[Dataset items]
* * * * *
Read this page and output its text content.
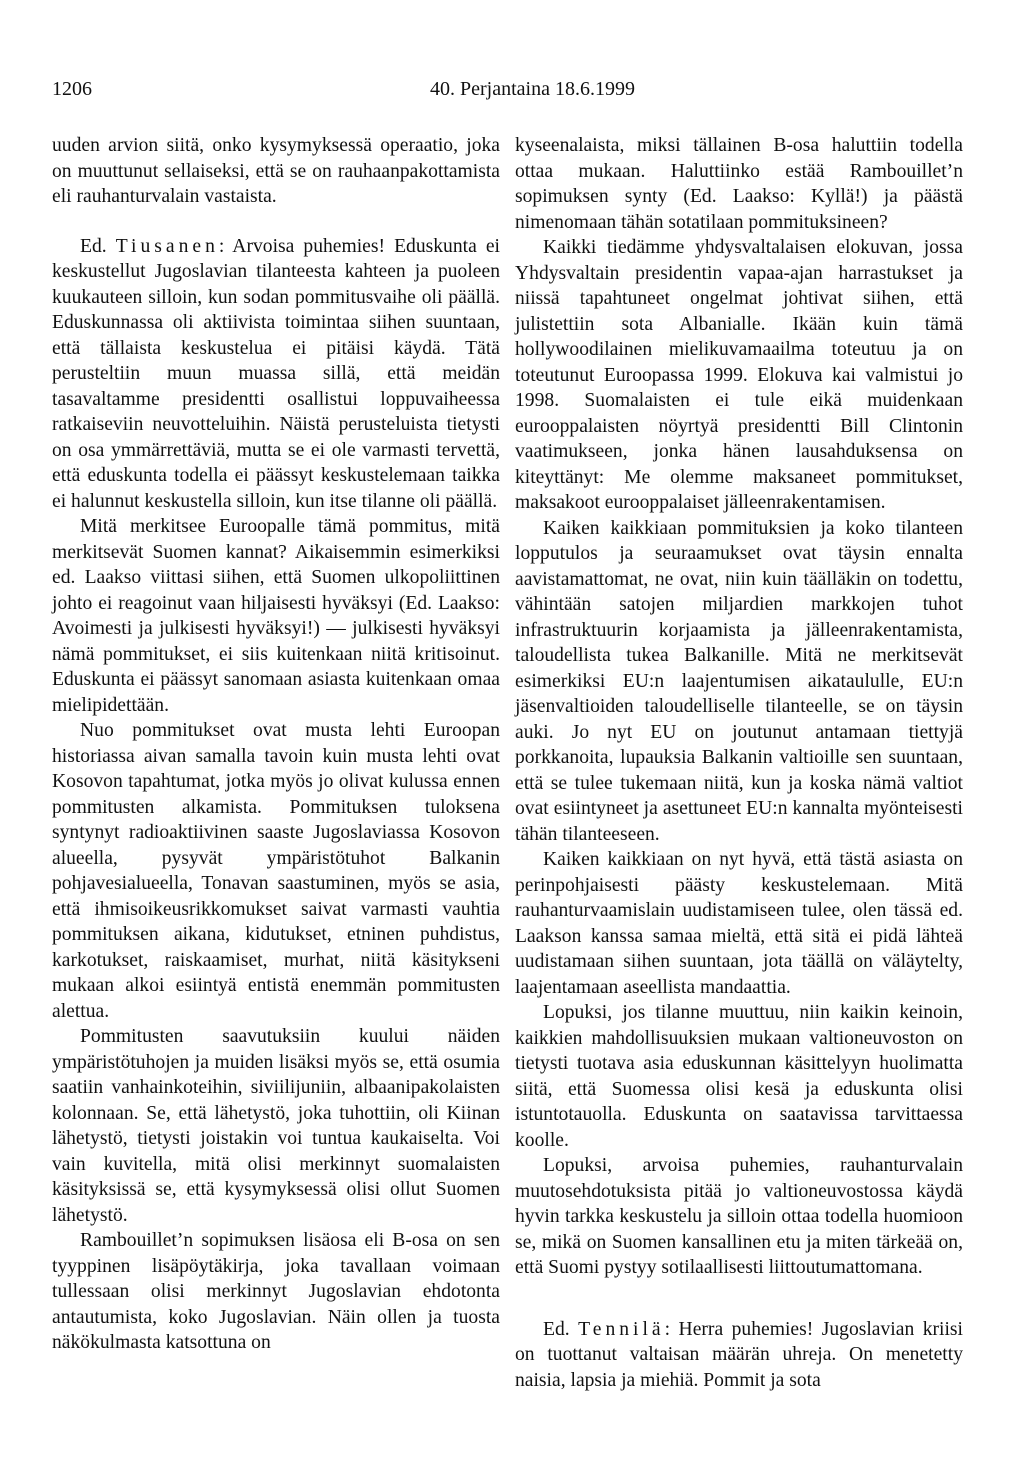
1206	40. Perjantaina 18.6.1999

uuden arvion siitä, onko kysymyksessä operaatio, joka on muuttunut sellaiseksi, että se on rauhaanpakottamista eli rauhanturvalain vastaista.

Ed. Tiusanen: Arvoisa puhemies! Eduskunta ei keskustellut Jugoslavian tilanteesta kahteen ja puoleen kuukauteen silloin, kun sodan pommitusvaihe oli päällä. Eduskunnassa oli aktiivista toimintaa siihen suuntaan, että tällaista keskustelua ei pitäisi käydä. Tätä perusteltiin muun muassa sillä, että meidän tasavaltamme presidentti osallistui loppuvaiheessa ratkaiseviin neuvotteluihin. Näistä perusteluista tietysti on osa ymmärrettäviä, mutta se ei ole varmasti tervettä, että eduskunta todella ei päässyt keskustelemaan taikka ei halunnut keskustella silloin, kun itse tilanne oli päällä.

Mitä merkitsee Euroopalle tämä pommitus, mitä merkitsevät Suomen kannat? Aikaisemmin esimerkiksi ed. Laakso viittasi siihen, että Suomen ulkopoliittinen johto ei reagoinut vaan hiljaisesti hyväksyi (Ed. Laakso: Avoimesti ja julkisesti hyväksyi!) — julkisesti hyväksyi nämä pommitukset, ei siis kuitenkaan niitä kritisoinut. Eduskunta ei päässyt sanomaan asiasta kuitenkaan omaa mielipidettään.

Nuo pommitukset ovat musta lehti Euroopan historiassa aivan samalla tavoin kuin musta lehti ovat Kosovon tapahtumat, jotka myös jo olivat kulussa ennen pommitusten alkamista. Pommituksen tuloksena syntynyt radioaktiivinen saaste Jugoslaviassa Kosovon alueella, pysyvät ympäristötuhot Balkanin pohjavesialueella, Tonavan saastuminen, myös se asia, että ihmisoikeusrikkomukset saivat varmasti vauhtia pommituksen aikana, kidutukset, etninen puhdistus, karkotukset, raiskaamiset, murhat, niitä käsitykseni mukaan alkoi esiintyä entistä enemmän pommitusten alettua.

Pommitusten saavutuksiin kuului näiden ympäristötuhojen ja muiden lisäksi myös se, että osumia saatiin vanhainkoteihin, siviilijuniin, albaanipakolaisten kolonnaan. Se, että lähetystö, joka tuhottiin, oli Kiinan lähetystö, tietysti joistakin voi tuntua kaukaiselta. Voi vain kuvitella, mitä olisi merkinnyt suomalaisten käsityksissä se, että kysymyksessä olisi ollut Suomen lähetystö.

Rambouillet’n sopimuksen lisäosa eli B-osa on sen tyyppinen lisäpöytäkirja, joka tavallaan voimaan tullessaan olisi merkinnyt Jugoslavian ehdotonta antautumista, koko Jugoslavian. Näin ollen ja tuosta näkökulmasta katsottuna on

kyseenalaista, miksi tällainen B-osa haluttiin todella ottaa mukaan. Haluttiinko estää Rambouillet’n sopimuksen synty (Ed. Laakso: Kyllä!) ja päästä nimenomaan tähän sotatilaan pommituksineen?

Kaikki tiedämme yhdysvaltalaisen elokuvan, jossa Yhdysvaltain presidentin vapaa-ajan harrastukset ja niissä tapahtuneet ongelmat johtivat siihen, että julistettiin sota Albanialle. Ikään kuin tämä hollywoodilainen mielikuvamaailma toteutuu ja on toteutunut Euroopassa 1999. Elokuva kai valmistui jo 1998. Suomalaisten ei tule eikä muidenkaan eurooppalaisten nöyrtyä presidentti Bill Clintonin vaatimukseen, jonka hänen lausahduksensa on kiteyttänyt: Me olemme maksaneet pommitukset, maksakoot eurooppalaiset jälleenrakentamisen.

Kaiken kaikkiaan pommituksien ja koko tilanteen lopputulos ja seuraamukset ovat täysin ennalta aavistamattomat, ne ovat, niin kuin täälläkin on todettu, vähintään satojen miljardien markkojen tuhot infrastruktuurin korjaamista ja jälleenrakentamista, taloudellista tukea Balkanille. Mitä ne merkitsevät esimerkiksi EU:n laajentumisen aikataululle, EU:n jäsenvaltioiden taloudelliselle tilanteelle, se on täysin auki. Jo nyt EU on joutunut antamaan tiettyjä porkkanoita, lupauksia Balkanin valtioille sen suuntaan, että se tulee tukemaan niitä, kun ja koska nämä valtiot ovat esiintyneet ja asettuneet EU:n kannalta myönteisesti tähän tilanteeseen.

Kaiken kaikkiaan on nyt hyvä, että tästä asiasta on perinpohjaisesti päästy keskustelemaan. Mitä rauhanturvaamislain uudistamiseen tulee, olen tässä ed. Laakson kanssa samaa mieltä, että sitä ei pidä lähteä uudistamaan siihen suuntaan, jota täällä on väläytelty, laajentamaan aseellista mandaattia.

Lopuksi, jos tilanne muuttuu, niin kaikin keinoin, kaikkien mahdollisuuksien mukaan valtioneuvoston on tietysti tuotava asia eduskunnan käsittelyyn huolimatta siitä, että Suomessa olisi kesä ja eduskunta olisi istuntotauolla. Eduskunta on saatavissa tarvittaessa koolle.

Lopuksi, arvoisa puhemies, rauhanturvalain muutosehdotuksista pitää jo valtioneuvostossa käydä hyvin tarkka keskustelu ja silloin ottaa todella huomioon se, mikä on Suomen kansallinen etu ja miten tärkeää on, että Suomi pystyy sotilaallisesti liittoutumattomana.

Ed. Tennilä: Herra puhemies! Jugoslavian kriisi on tuottanut valtaisan määrän uhreja. On menetetty naisia, lapsia ja miehiä. Pommit ja sota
* * * * *
Work instructions - Tally the lines that hold the string "Jugoslavian" and state the total, nothing more.

Reply - 3